=== PROVIDED DATA ===

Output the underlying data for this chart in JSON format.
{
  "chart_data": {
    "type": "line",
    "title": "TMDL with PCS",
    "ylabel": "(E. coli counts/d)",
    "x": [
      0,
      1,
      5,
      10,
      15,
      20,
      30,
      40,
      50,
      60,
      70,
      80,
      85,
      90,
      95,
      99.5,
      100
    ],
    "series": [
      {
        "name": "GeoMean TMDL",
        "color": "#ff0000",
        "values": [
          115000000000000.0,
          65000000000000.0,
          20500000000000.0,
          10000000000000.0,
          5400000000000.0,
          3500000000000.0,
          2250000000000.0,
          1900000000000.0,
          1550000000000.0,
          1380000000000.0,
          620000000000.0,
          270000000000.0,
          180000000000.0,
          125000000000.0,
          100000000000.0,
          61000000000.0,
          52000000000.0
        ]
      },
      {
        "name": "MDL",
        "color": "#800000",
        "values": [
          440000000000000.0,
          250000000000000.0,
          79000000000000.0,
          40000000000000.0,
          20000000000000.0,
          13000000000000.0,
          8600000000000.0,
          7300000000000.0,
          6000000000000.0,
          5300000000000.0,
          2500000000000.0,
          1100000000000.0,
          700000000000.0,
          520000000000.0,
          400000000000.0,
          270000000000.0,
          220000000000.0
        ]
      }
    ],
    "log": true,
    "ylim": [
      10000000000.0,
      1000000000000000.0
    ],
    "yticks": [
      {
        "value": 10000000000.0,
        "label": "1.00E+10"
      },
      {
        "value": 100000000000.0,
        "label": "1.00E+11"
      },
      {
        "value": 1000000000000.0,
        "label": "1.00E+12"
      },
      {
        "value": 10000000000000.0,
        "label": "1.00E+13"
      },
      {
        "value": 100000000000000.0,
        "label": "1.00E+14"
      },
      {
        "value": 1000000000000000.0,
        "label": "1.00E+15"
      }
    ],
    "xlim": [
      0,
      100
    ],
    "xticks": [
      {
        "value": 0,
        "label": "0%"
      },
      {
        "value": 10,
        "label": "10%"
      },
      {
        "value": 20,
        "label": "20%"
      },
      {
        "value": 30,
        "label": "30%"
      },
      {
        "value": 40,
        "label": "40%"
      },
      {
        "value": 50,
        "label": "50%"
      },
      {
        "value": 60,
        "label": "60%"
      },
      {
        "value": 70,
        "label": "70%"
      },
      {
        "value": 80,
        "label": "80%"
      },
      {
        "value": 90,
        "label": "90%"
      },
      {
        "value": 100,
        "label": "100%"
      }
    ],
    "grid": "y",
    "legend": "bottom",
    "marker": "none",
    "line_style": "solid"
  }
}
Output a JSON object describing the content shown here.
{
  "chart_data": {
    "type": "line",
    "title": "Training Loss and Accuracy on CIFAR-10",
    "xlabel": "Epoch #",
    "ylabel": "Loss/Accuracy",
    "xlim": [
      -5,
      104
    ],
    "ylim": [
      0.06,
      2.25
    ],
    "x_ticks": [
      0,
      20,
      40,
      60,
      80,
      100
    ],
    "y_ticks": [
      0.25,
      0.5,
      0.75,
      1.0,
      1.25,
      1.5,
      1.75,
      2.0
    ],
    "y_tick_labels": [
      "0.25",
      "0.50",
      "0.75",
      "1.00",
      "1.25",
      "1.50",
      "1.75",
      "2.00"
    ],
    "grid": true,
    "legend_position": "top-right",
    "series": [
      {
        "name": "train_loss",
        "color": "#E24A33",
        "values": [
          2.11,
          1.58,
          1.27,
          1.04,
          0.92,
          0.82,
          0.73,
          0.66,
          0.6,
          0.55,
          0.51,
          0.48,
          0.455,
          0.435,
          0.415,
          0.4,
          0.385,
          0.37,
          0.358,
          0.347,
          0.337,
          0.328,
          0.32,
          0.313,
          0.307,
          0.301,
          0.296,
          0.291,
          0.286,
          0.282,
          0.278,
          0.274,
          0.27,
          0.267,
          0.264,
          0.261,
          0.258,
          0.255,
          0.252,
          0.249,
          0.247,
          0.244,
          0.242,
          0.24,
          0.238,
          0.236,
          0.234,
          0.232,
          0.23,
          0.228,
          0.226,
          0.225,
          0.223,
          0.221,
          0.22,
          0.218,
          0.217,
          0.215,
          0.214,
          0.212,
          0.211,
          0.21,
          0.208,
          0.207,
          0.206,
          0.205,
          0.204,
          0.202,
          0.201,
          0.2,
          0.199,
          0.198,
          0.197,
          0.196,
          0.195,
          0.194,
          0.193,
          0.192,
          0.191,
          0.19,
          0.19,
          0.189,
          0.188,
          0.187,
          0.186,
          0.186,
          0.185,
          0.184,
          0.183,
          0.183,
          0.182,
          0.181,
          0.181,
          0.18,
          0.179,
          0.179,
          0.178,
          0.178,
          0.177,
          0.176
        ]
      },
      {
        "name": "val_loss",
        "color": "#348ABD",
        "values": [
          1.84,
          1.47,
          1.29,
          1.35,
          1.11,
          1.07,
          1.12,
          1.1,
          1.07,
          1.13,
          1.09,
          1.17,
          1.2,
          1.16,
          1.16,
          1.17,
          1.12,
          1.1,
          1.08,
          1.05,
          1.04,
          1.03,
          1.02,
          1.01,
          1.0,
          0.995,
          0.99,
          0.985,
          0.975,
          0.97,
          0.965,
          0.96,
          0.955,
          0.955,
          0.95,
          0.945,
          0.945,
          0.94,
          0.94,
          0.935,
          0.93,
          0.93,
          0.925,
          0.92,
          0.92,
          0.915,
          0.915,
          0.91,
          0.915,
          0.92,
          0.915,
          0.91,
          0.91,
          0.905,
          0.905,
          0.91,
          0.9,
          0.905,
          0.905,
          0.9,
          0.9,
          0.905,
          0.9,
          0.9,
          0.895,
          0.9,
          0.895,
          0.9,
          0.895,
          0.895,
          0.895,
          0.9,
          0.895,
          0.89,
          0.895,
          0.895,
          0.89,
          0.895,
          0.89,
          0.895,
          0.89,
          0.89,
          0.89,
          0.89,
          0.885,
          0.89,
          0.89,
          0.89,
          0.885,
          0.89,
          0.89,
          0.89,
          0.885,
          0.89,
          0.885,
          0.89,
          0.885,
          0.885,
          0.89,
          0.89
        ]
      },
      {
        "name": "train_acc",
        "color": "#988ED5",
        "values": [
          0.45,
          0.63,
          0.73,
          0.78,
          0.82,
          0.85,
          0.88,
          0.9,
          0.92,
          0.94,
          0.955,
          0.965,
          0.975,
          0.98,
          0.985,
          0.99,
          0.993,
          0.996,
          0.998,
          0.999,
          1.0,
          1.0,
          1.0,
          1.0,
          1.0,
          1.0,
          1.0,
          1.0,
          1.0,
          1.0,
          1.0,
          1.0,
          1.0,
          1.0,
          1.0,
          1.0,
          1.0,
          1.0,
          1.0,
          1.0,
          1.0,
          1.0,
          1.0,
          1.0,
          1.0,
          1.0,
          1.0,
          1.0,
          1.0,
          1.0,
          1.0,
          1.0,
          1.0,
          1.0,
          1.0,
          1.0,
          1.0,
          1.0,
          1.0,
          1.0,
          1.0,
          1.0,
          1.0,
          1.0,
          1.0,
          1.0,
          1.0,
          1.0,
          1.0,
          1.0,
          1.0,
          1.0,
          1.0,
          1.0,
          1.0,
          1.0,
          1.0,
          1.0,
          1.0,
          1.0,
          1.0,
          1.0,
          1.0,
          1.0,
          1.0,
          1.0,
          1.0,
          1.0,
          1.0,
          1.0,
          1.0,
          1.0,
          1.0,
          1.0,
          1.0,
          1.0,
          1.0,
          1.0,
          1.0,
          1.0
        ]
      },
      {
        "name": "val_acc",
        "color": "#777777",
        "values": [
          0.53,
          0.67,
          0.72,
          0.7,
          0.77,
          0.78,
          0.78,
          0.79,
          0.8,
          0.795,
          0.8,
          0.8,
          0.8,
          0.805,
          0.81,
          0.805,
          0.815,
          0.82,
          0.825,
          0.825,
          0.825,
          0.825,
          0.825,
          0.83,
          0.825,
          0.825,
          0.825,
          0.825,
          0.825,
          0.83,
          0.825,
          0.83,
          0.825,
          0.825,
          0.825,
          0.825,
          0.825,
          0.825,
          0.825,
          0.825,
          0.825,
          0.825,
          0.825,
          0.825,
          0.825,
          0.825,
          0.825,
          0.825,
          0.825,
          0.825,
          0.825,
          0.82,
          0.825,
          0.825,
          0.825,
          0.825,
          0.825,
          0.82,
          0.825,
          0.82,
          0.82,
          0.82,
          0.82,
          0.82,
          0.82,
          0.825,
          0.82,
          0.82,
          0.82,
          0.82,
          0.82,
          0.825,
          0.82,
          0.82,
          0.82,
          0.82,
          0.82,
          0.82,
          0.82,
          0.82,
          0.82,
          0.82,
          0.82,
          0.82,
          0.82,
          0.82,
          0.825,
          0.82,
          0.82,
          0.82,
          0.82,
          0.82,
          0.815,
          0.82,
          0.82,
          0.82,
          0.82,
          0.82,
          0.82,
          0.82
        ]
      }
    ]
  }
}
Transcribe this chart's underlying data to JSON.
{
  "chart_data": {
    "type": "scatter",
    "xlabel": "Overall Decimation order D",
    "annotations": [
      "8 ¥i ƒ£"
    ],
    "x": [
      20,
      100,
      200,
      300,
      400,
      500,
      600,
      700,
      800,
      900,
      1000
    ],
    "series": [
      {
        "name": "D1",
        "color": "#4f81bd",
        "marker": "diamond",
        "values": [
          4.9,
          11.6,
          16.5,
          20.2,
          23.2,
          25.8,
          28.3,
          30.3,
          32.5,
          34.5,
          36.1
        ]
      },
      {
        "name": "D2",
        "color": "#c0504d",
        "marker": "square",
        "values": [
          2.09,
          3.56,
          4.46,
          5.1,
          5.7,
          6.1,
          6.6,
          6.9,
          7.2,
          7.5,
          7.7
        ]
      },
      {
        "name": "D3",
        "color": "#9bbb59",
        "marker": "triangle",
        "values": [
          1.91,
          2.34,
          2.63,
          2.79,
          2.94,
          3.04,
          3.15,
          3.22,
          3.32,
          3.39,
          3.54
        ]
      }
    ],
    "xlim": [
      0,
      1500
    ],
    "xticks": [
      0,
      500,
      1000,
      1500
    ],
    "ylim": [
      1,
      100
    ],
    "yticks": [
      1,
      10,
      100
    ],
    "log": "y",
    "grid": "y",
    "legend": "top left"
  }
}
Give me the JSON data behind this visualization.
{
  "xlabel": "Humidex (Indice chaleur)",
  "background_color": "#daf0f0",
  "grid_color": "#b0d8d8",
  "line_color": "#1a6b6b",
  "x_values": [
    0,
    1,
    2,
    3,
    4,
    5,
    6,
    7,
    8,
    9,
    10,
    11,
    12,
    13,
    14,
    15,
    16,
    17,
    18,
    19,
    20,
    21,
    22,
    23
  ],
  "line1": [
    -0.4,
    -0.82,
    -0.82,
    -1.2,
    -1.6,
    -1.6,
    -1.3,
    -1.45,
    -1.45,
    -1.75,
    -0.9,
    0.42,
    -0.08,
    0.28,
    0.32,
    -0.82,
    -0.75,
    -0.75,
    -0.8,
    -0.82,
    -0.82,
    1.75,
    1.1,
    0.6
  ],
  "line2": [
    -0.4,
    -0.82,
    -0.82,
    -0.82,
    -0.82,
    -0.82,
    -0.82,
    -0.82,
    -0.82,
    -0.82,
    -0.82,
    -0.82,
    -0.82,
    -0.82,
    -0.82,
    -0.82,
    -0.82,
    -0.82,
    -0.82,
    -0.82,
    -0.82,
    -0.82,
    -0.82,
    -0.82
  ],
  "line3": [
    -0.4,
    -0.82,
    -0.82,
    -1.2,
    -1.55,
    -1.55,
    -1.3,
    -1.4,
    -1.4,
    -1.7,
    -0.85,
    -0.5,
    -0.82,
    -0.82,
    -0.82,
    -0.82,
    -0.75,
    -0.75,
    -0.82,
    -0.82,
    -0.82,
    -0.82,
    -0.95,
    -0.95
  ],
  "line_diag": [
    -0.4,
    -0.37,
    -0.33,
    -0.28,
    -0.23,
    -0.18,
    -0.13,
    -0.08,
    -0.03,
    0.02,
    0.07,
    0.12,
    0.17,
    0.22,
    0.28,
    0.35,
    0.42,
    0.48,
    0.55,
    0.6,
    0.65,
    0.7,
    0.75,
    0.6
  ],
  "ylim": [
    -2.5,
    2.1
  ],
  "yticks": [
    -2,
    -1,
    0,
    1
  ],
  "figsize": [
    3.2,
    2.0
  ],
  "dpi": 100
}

===

--- OBJECTIVE ---
Set down nothing but the lines from the one with "Give me the" through the end of the records, keeping each line exactly as written and including both ends.

--- FULL OUTPUT ---
Give me the JSON data behind this visualization.
{
  "xlabel": "Humidex (Indice chaleur)",
  "background_color": "#daf0f0",
  "grid_color": "#b0d8d8",
  "line_color": "#1a6b6b",
  "x_values": [
    0,
    1,
    2,
    3,
    4,
    5,
    6,
    7,
    8,
    9,
    10,
    11,
    12,
    13,
    14,
    15,
    16,
    17,
    18,
    19,
    20,
    21,
    22,
    23
  ],
  "line1": [
    -0.4,
    -0.82,
    -0.82,
    -1.2,
    -1.6,
    -1.6,
    -1.3,
    -1.45,
    -1.45,
    -1.75,
    -0.9,
    0.42,
    -0.08,
    0.28,
    0.32,
    -0.82,
    -0.75,
    -0.75,
    -0.8,
    -0.82,
    -0.82,
    1.75,
    1.1,
    0.6
  ],
  "line2": [
    -0.4,
    -0.82,
    -0.82,
    -0.82,
    -0.82,
    -0.82,
    -0.82,
    -0.82,
    -0.82,
    -0.82,
    -0.82,
    -0.82,
    -0.82,
    -0.82,
    -0.82,
    -0.82,
    -0.82,
    -0.82,
    -0.82,
    -0.82,
    -0.82,
    -0.82,
    -0.82,
    -0.82
  ],
  "line3": [
    -0.4,
    -0.82,
    -0.82,
    -1.2,
    -1.55,
    -1.55,
    -1.3,
    -1.4,
    -1.4,
    -1.7,
    -0.85,
    -0.5,
    -0.82,
    -0.82,
    -0.82,
    -0.82,
    -0.75,
    -0.75,
    -0.82,
    -0.82,
    -0.82,
    -0.82,
    -0.95,
    -0.95
  ],
  "line_diag": [
    -0.4,
    -0.37,
    -0.33,
    -0.28,
    -0.23,
    -0.18,
    -0.13,
    -0.08,
    -0.03,
    0.02,
    0.07,
    0.12,
    0.17,
    0.22,
    0.28,
    0.35,
    0.42,
    0.48,
    0.55,
    0.6,
    0.65,
    0.7,
    0.75,
    0.6
  ],
  "ylim": [
    -2.5,
    2.1
  ],
  "yticks": [
    -2,
    -1,
    0,
    1
  ],
  "figsize": [
    3.2,
    2.0
  ],
  "dpi": 100
}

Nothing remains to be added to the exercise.